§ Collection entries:

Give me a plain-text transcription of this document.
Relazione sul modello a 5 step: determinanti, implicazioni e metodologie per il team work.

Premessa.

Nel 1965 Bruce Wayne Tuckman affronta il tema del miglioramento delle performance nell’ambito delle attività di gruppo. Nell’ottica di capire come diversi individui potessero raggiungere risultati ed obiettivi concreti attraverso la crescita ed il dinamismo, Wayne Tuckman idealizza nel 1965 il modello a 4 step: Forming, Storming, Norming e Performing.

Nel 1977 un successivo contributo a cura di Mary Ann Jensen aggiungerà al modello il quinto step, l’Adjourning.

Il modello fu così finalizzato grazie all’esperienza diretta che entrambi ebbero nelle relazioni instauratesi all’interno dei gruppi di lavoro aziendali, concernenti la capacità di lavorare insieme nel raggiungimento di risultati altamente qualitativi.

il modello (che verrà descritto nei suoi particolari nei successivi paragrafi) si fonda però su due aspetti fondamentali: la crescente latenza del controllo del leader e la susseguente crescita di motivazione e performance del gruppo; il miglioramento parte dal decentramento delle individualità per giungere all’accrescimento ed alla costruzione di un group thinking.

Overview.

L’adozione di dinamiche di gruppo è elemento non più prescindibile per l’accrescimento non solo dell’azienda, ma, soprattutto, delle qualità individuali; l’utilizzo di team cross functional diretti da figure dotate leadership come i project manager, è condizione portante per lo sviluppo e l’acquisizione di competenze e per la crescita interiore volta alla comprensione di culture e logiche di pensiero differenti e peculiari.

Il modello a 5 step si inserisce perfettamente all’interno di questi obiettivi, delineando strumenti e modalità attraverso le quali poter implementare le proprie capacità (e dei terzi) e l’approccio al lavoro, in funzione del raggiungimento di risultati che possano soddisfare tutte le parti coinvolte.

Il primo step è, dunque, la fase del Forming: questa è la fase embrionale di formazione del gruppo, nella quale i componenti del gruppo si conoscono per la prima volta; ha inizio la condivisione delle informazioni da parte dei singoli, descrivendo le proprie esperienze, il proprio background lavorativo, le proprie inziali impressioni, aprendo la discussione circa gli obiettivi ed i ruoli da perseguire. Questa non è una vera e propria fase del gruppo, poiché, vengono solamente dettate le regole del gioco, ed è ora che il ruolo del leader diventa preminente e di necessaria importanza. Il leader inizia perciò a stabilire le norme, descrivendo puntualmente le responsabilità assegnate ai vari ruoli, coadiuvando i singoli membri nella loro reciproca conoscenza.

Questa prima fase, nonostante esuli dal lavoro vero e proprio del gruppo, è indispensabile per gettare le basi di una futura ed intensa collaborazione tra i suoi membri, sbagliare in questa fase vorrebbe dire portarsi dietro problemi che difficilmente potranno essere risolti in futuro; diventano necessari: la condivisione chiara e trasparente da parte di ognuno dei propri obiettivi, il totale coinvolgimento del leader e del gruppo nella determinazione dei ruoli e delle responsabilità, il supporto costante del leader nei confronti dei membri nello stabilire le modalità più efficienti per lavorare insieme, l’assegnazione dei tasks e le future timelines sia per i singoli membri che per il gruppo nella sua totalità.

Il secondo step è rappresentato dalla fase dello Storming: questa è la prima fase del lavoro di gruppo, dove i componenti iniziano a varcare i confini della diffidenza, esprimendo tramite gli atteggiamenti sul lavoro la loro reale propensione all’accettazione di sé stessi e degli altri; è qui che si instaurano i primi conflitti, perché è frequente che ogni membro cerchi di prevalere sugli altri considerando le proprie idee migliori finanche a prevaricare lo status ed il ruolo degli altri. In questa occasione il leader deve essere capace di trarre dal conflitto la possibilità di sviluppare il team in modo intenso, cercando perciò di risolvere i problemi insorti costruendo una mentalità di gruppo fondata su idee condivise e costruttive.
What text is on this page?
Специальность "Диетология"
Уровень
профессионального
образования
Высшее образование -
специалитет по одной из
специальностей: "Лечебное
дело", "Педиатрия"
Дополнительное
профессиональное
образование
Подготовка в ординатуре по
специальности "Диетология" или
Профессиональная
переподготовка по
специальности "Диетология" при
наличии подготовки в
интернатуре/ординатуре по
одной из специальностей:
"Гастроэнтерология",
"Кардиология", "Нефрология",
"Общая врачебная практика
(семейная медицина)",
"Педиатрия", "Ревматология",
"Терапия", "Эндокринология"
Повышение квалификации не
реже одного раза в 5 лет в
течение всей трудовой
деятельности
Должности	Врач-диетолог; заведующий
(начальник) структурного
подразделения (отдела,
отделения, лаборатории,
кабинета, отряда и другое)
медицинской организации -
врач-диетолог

§ Given request:
List each line of the records that holds the string "stabilire".

§ Task result:
Il primo step è, dunque, la fase del Forming: questa è la fase embrionale di formazione del gruppo, nella quale i componenti del gruppo si conoscono per la prima volta; ha inizio la condivisione delle informazioni da parte dei singoli, descrivendo le proprie esperienze, il proprio background lavorativo, le proprie inziali impressioni, aprendo la discussione circa gli obiettivi ed i ruoli da perseguire. Questa non è una vera e propria fase del gruppo, poiché, vengono solamente dettate le regole del gioco, ed è ora che il ruolo del leader diventa preminente e di necessaria importanza. Il leader inizia perciò a stabilire le norme, descrivendo puntualmente le responsabilità assegnate ai vari ruoli, coadiuvando i singoli membri nella loro reciproca conoscenza.
Questa prima fase, nonostante esuli dal lavoro vero e proprio del gruppo, è indispensabile per gettare le basi di una futura ed intensa collaborazione tra i suoi membri, sbagliare in questa fase vorrebbe dire portarsi dietro problemi che difficilmente potranno essere risolti in futuro; diventano necessari: la condivisione chiara e trasparente da parte di ognuno dei propri obiettivi, il totale coinvolgimento del leader e del gruppo nella determinazione dei ruoli e delle responsabilità, il supporto costante del leader nei confronti dei membri nello stabilire le modalità più efficienti per lavorare insieme, l’assegnazione dei tasks e le future timelines sia per i singoli membri che per il gruppo nella sua totalità.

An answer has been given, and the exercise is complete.